** START OF Supplied information **
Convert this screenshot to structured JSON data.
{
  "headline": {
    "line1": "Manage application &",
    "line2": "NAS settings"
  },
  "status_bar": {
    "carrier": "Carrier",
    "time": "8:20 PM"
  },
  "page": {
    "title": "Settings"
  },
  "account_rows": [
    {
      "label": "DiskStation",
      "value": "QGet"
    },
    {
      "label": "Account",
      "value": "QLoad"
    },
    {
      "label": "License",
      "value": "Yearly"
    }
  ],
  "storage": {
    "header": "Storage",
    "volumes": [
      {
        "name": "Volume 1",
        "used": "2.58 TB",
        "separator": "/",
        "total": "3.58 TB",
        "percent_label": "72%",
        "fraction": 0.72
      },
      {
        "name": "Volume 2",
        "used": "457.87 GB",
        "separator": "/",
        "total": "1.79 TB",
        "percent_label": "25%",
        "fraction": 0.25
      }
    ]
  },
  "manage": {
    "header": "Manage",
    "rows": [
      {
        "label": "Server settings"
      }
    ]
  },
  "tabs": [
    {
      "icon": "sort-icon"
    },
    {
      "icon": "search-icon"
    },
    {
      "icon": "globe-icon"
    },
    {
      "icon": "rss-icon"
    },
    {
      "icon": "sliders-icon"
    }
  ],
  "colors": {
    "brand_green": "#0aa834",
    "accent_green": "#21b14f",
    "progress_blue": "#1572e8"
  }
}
** END OF Supplied information **
Short exercise
The records above are to be repeated exactly, in their entirety.

Output of the exercise
Convert this screenshot to structured JSON data.
{
  "headline": {
    "line1": "Manage application &",
    "line2": "NAS settings"
  },
  "status_bar": {
    "carrier": "Carrier",
    "time": "8:20 PM"
  },
  "page": {
    "title": "Settings"
  },
  "account_rows": [
    {
      "label": "DiskStation",
      "value": "QGet"
    },
    {
      "label": "Account",
      "value": "QLoad"
    },
    {
      "label": "License",
      "value": "Yearly"
    }
  ],
  "storage": {
    "header": "Storage",
    "volumes": [
      {
        "name": "Volume 1",
        "used": "2.58 TB",
        "separator": "/",
        "total": "3.58 TB",
        "percent_label": "72%",
        "fraction": 0.72
      },
      {
        "name": "Volume 2",
        "used": "457.87 GB",
        "separator": "/",
        "total": "1.79 TB",
        "percent_label": "25%",
        "fraction": 0.25
      }
    ]
  },
  "manage": {
    "header": "Manage",
    "rows": [
      {
        "label": "Server settings"
      }
    ]
  },
  "tabs": [
    {
      "icon": "sort-icon"
    },
    {
      "icon": "search-icon"
    },
    {
      "icon": "globe-icon"
    },
    {
      "icon": "rss-icon"
    },
    {
      "icon": "sliders-icon"
    }
  ],
  "colors": {
    "brand_green": "#0aa834",
    "accent_green": "#21b14f",
    "progress_blue": "#1572e8"
  }
}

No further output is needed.